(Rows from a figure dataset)
----

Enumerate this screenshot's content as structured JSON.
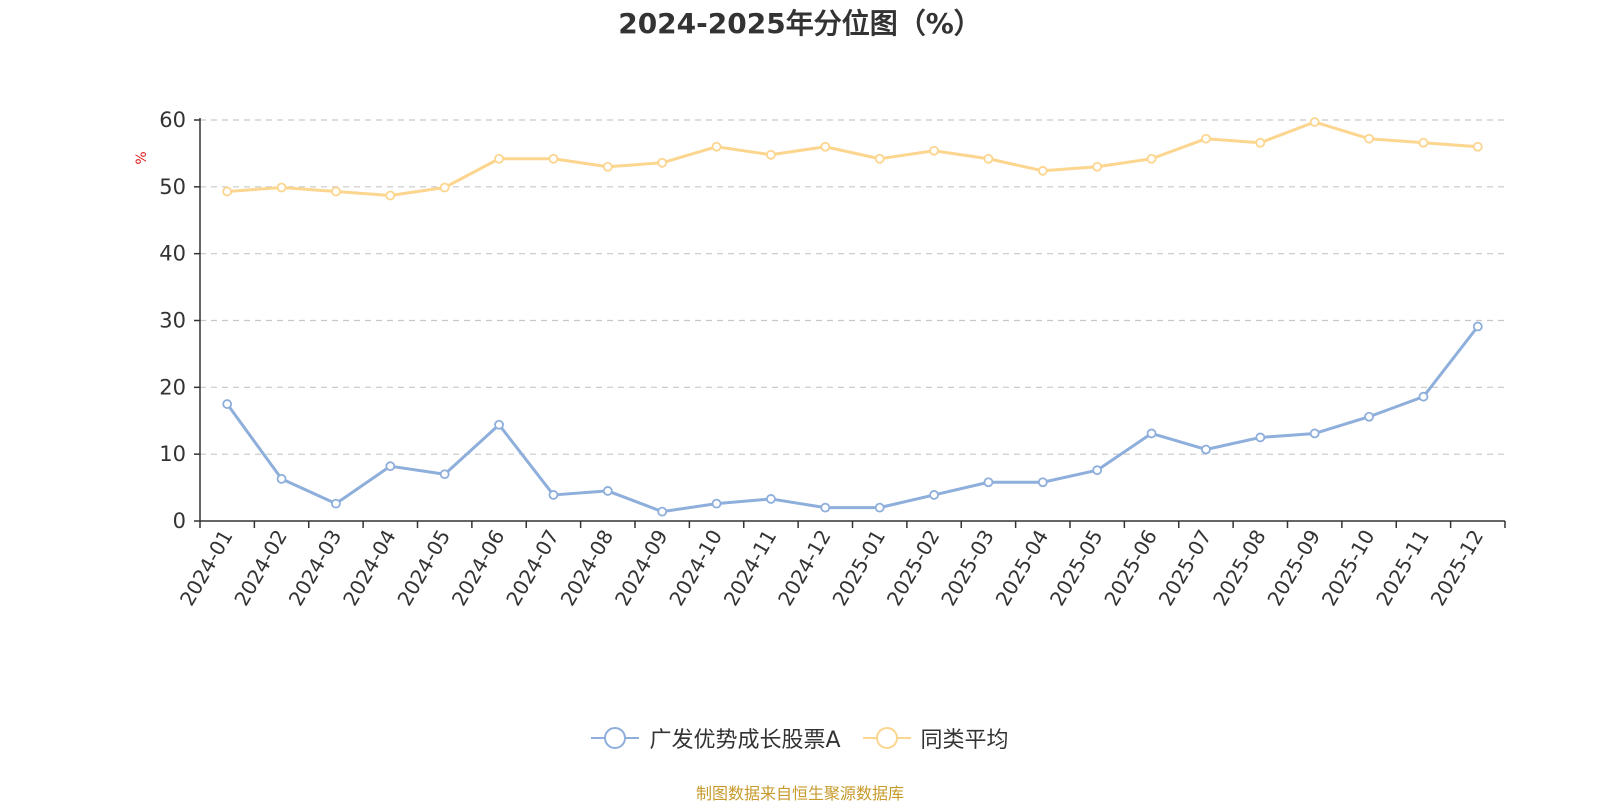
{
  "chart_data": {
    "type": "line",
    "title": "2024-2025年分位图（%）",
    "ylabel": "%",
    "xlabel": "",
    "ylim": [
      0,
      60
    ],
    "yticks": [
      0,
      10,
      20,
      30,
      40,
      50,
      60
    ],
    "grid": true,
    "legend_position": "bottom-center",
    "categories": [
      "2024-01",
      "2024-02",
      "2024-03",
      "2024-04",
      "2024-05",
      "2024-06",
      "2024-07",
      "2024-08",
      "2024-09",
      "2024-10",
      "2024-11",
      "2024-12",
      "2025-01",
      "2025-02",
      "2025-03",
      "2025-04",
      "2025-05",
      "2025-06",
      "2025-07",
      "2025-08",
      "2025-09",
      "2025-10",
      "2025-11",
      "2025-12"
    ],
    "series": [
      {
        "name": "广发优势成长股票A",
        "color": "#8eaedb",
        "values": [
          17.5,
          6.3,
          2.6,
          8.2,
          7.0,
          14.4,
          3.9,
          4.5,
          1.4,
          2.6,
          3.3,
          2.0,
          2.0,
          3.9,
          5.8,
          5.8,
          7.6,
          13.1,
          10.7,
          12.5,
          13.1,
          15.6,
          18.6,
          29.1
        ]
      },
      {
        "name": "同类平均",
        "color": "#fcd58f",
        "values": [
          49.3,
          49.9,
          49.3,
          48.7,
          49.9,
          54.2,
          54.2,
          53.0,
          53.6,
          56.0,
          54.8,
          56.0,
          54.2,
          55.4,
          54.2,
          52.4,
          53.0,
          54.2,
          57.2,
          56.6,
          59.7,
          57.2,
          56.6,
          56.0
        ]
      }
    ]
  },
  "footer": {
    "source_note": "制图数据来自恒生聚源数据库"
  }
}
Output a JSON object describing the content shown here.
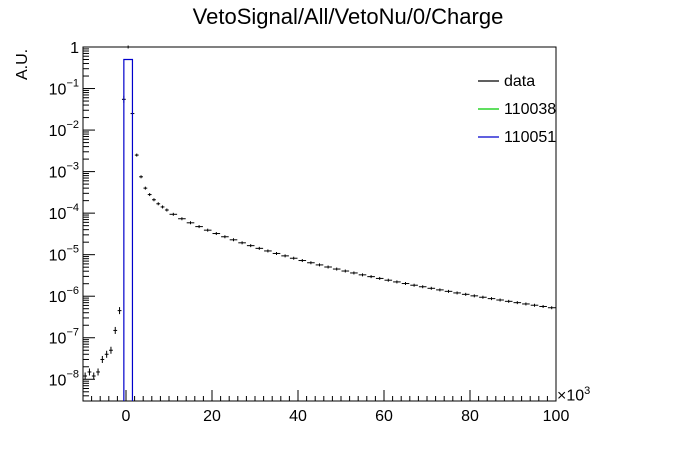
{
  "chart_data": {
    "type": "histogram",
    "title": "VetoSignal/All/VetoNu/0/Charge",
    "xlabel": "",
    "ylabel": "A.U.",
    "x_scale_factor": "×10",
    "x_scale_exponent": "3",
    "xlim": [
      -10,
      100
    ],
    "ylim": [
      3e-09,
      1
    ],
    "y_scale": "log",
    "x_ticks": [
      0,
      20,
      40,
      60,
      80,
      100
    ],
    "y_ticks": [
      {
        "value": 1,
        "mant": "1",
        "exp": ""
      },
      {
        "value": 0.1,
        "mant": "10",
        "exp": "−1"
      },
      {
        "value": 0.01,
        "mant": "10",
        "exp": "−2"
      },
      {
        "value": 0.001,
        "mant": "10",
        "exp": "−3"
      },
      {
        "value": 0.0001,
        "mant": "10",
        "exp": "−4"
      },
      {
        "value": 1e-05,
        "mant": "10",
        "exp": "−5"
      },
      {
        "value": 1e-06,
        "mant": "10",
        "exp": "−6"
      },
      {
        "value": 1e-07,
        "mant": "10",
        "exp": "−7"
      },
      {
        "value": 1e-08,
        "mant": "10",
        "exp": "−8"
      }
    ],
    "legend_position": "top-right",
    "series": [
      {
        "name": "data",
        "color": "#000000",
        "style": "error-bars",
        "points": [
          [
            -9.5,
            1.2e-08
          ],
          [
            -8.5,
            1.5e-08
          ],
          [
            -7.5,
            1.2e-08
          ],
          [
            -6.5,
            1.5e-08
          ],
          [
            -5.5,
            3e-08
          ],
          [
            -4.5,
            4e-08
          ],
          [
            -3.5,
            5e-08
          ],
          [
            -2.5,
            1.5e-07
          ],
          [
            -1.5,
            4.5e-07
          ],
          [
            -0.5,
            0.055
          ],
          [
            0.5,
            1.0
          ],
          [
            1.5,
            0.025
          ],
          [
            2.5,
            0.0025
          ],
          [
            3.5,
            0.00075
          ],
          [
            4.5,
            0.0004
          ],
          [
            5.5,
            0.00028
          ],
          [
            6.5,
            0.00021
          ],
          [
            7.5,
            0.000168
          ],
          [
            8.5,
            0.000141
          ],
          [
            9.5,
            0.000119
          ],
          [
            11.0,
            9.38e-05
          ],
          [
            13.0,
            7.33e-05
          ],
          [
            15.0,
            5.85e-05
          ],
          [
            17.0,
            4.74e-05
          ],
          [
            19.0,
            3.89e-05
          ],
          [
            21.0,
            3.23e-05
          ],
          [
            23.0,
            2.7e-05
          ],
          [
            25.0,
            2.28e-05
          ],
          [
            27.0,
            1.93e-05
          ],
          [
            29.0,
            1.65e-05
          ],
          [
            31.0,
            1.42e-05
          ],
          [
            33.0,
            1.23e-05
          ],
          [
            35.0,
            1.07e-05
          ],
          [
            37.0,
            9.36e-06
          ],
          [
            39.0,
            8.21e-06
          ],
          [
            41.0,
            7.23e-06
          ],
          [
            43.0,
            6.39e-06
          ],
          [
            45.0,
            5.67e-06
          ],
          [
            47.0,
            5.05e-06
          ],
          [
            49.0,
            4.51e-06
          ],
          [
            51.0,
            4.04e-06
          ],
          [
            53.0,
            3.63e-06
          ],
          [
            55.0,
            3.27e-06
          ],
          [
            57.0,
            2.96e-06
          ],
          [
            59.0,
            2.68e-06
          ],
          [
            61.0,
            2.43e-06
          ],
          [
            63.0,
            2.21e-06
          ],
          [
            65.0,
            2.02e-06
          ],
          [
            67.0,
            1.84e-06
          ],
          [
            69.0,
            1.69e-06
          ],
          [
            71.0,
            1.55e-06
          ],
          [
            73.0,
            1.42e-06
          ],
          [
            75.0,
            1.31e-06
          ],
          [
            77.0,
            1.2e-06
          ],
          [
            79.0,
            1.11e-06
          ],
          [
            81.0,
            1.02e-06
          ],
          [
            83.0,
            9.45e-07
          ],
          [
            85.0,
            8.75e-07
          ],
          [
            87.0,
            8.11e-07
          ],
          [
            89.0,
            7.53e-07
          ],
          [
            91.0,
            7e-07
          ],
          [
            93.0,
            6.51e-07
          ],
          [
            95.0,
            6.07e-07
          ],
          [
            97.0,
            5.66e-07
          ],
          [
            99.0,
            5.28e-07
          ]
        ]
      },
      {
        "name": "110038",
        "color": "#00cc00",
        "style": "histogram",
        "bins": []
      },
      {
        "name": "110051",
        "color": "#0000cc",
        "style": "histogram",
        "bins": [
          {
            "x0": -0.5,
            "x1": 1.5,
            "value": 0.5
          }
        ]
      }
    ]
  }
}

----

> [Exercise requirements]
In your copy, leave out the pictures and reproduce the material above exactly.

> [The response]
Enumerate this screenshot's content as structured JSON.
{
  "chart_data": {
    "type": "line",
    "title": "2024-2025年分位图（%）",
    "ylabel": "%",
    "xlabel": "",
    "ylim": [
      0,
      60
    ],
    "yticks": [
      0,
      10,
      20,
      30,
      40,
      50,
      60
    ],
    "grid": true,
    "legend_position": "bottom-center",
    "categories": [
      "2024-01",
      "2024-02",
      "2024-03",
      "2024-04",
      "2024-05",
      "2024-06",
      "2024-07",
      "2024-08",
      "2024-09",
      "2024-10",
      "2024-11",
      "2024-12",
      "2025-01",
      "2025-02",
      "2025-03",
      "2025-04",
      "2025-05",
      "2025-06",
      "2025-07",
      "2025-08",
      "2025-09",
      "2025-10",
      "2025-11",
      "2025-12"
    ],
    "series": [
      {
        "name": "广发优势成长股票A",
        "color": "#8eaedb",
        "values": [
          17.5,
          6.3,
          2.6,
          8.2,
          7.0,
          14.4,
          3.9,
          4.5,
          1.4,
          2.6,
          3.3,
          2.0,
          2.0,
          3.9,
          5.8,
          5.8,
          7.6,
          13.1,
          10.7,
          12.5,
          13.1,
          15.6,
          18.6,
          29.1
        ]
      },
      {
        "name": "同类平均",
        "color": "#fcd58f",
        "values": [
          49.3,
          49.9,
          49.3,
          48.7,
          49.9,
          54.2,
          54.2,
          53.0,
          53.6,
          56.0,
          54.8,
          56.0,
          54.2,
          55.4,
          54.2,
          52.4,
          53.0,
          54.2,
          57.2,
          56.6,
          59.7,
          57.2,
          56.6,
          56.0
        ]
      }
    ]
  },
  "footer": {
    "source_note": "制图数据来自恒生聚源数据库"
  }
}
Output a JSON object describing the content shown here.
{
  "chart_data": {
    "type": "histogram",
    "title": "VetoSignal/All/VetoNu/0/Charge",
    "xlabel": "",
    "ylabel": "A.U.",
    "x_scale_factor": "×10",
    "x_scale_exponent": "3",
    "xlim": [
      -10,
      100
    ],
    "ylim": [
      3e-09,
      1
    ],
    "y_scale": "log",
    "x_ticks": [
      0,
      20,
      40,
      60,
      80,
      100
    ],
    "y_ticks": [
      {
        "value": 1,
        "mant": "1",
        "exp": ""
      },
      {
        "value": 0.1,
        "mant": "10",
        "exp": "−1"
      },
      {
        "value": 0.01,
        "mant": "10",
        "exp": "−2"
      },
      {
        "value": 0.001,
        "mant": "10",
        "exp": "−3"
      },
      {
        "value": 0.0001,
        "mant": "10",
        "exp": "−4"
      },
      {
        "value": 1e-05,
        "mant": "10",
        "exp": "−5"
      },
      {
        "value": 1e-06,
        "mant": "10",
        "exp": "−6"
      },
      {
        "value": 1e-07,
        "mant": "10",
        "exp": "−7"
      },
      {
        "value": 1e-08,
        "mant": "10",
        "exp": "−8"
      }
    ],
    "legend_position": "top-right",
    "series": [
      {
        "name": "data",
        "color": "#000000",
        "style": "error-bars",
        "points": [
          [
            -9.5,
            1.2e-08
          ],
          [
            -8.5,
            1.5e-08
          ],
          [
            -7.5,
            1.2e-08
          ],
          [
            -6.5,
            1.5e-08
          ],
          [
            -5.5,
            3e-08
          ],
          [
            -4.5,
            4e-08
          ],
          [
            -3.5,
            5e-08
          ],
          [
            -2.5,
            1.5e-07
          ],
          [
            -1.5,
            4.5e-07
          ],
          [
            -0.5,
            0.055
          ],
          [
            0.5,
            1.0
          ],
          [
            1.5,
            0.025
          ],
          [
            2.5,
            0.0025
          ],
          [
            3.5,
            0.00075
          ],
          [
            4.5,
            0.0004
          ],
          [
            5.5,
            0.00028
          ],
          [
            6.5,
            0.00021
          ],
          [
            7.5,
            0.000168
          ],
          [
            8.5,
            0.000141
          ],
          [
            9.5,
            0.000119
          ],
          [
            11.0,
            9.38e-05
          ],
          [
            13.0,
            7.33e-05
          ],
          [
            15.0,
            5.85e-05
          ],
          [
            17.0,
            4.74e-05
          ],
          [
            19.0,
            3.89e-05
          ],
          [
            21.0,
            3.23e-05
          ],
          [
            23.0,
            2.7e-05
          ],
          [
            25.0,
            2.28e-05
          ],
          [
            27.0,
            1.93e-05
          ],
          [
            29.0,
            1.65e-05
          ],
          [
            31.0,
            1.42e-05
          ],
          [
            33.0,
            1.23e-05
          ],
          [
            35.0,
            1.07e-05
          ],
          [
            37.0,
            9.36e-06
          ],
          [
            39.0,
            8.21e-06
          ],
          [
            41.0,
            7.23e-06
          ],
          [
            43.0,
            6.39e-06
          ],
          [
            45.0,
            5.67e-06
          ],
          [
            47.0,
            5.05e-06
          ],
          [
            49.0,
            4.51e-06
          ],
          [
            51.0,
            4.04e-06
          ],
          [
            53.0,
            3.63e-06
          ],
          [
            55.0,
            3.27e-06
          ],
          [
            57.0,
            2.96e-06
          ],
          [
            59.0,
            2.68e-06
          ],
          [
            61.0,
            2.43e-06
          ],
          [
            63.0,
            2.21e-06
          ],
          [
            65.0,
            2.02e-06
          ],
          [
            67.0,
            1.84e-06
          ],
          [
            69.0,
            1.69e-06
          ],
          [
            71.0,
            1.55e-06
          ],
          [
            73.0,
            1.42e-06
          ],
          [
            75.0,
            1.31e-06
          ],
          [
            77.0,
            1.2e-06
          ],
          [
            79.0,
            1.11e-06
          ],
          [
            81.0,
            1.02e-06
          ],
          [
            83.0,
            9.45e-07
          ],
          [
            85.0,
            8.75e-07
          ],
          [
            87.0,
            8.11e-07
          ],
          [
            89.0,
            7.53e-07
          ],
          [
            91.0,
            7e-07
          ],
          [
            93.0,
            6.51e-07
          ],
          [
            95.0,
            6.07e-07
          ],
          [
            97.0,
            5.66e-07
          ],
          [
            99.0,
            5.28e-07
          ]
        ]
      },
      {
        "name": "110038",
        "color": "#00cc00",
        "style": "histogram",
        "bins": []
      },
      {
        "name": "110051",
        "color": "#0000cc",
        "style": "histogram",
        "bins": [
          {
            "x0": -0.5,
            "x1": 1.5,
            "value": 0.5
          }
        ]
      }
    ]
  }
}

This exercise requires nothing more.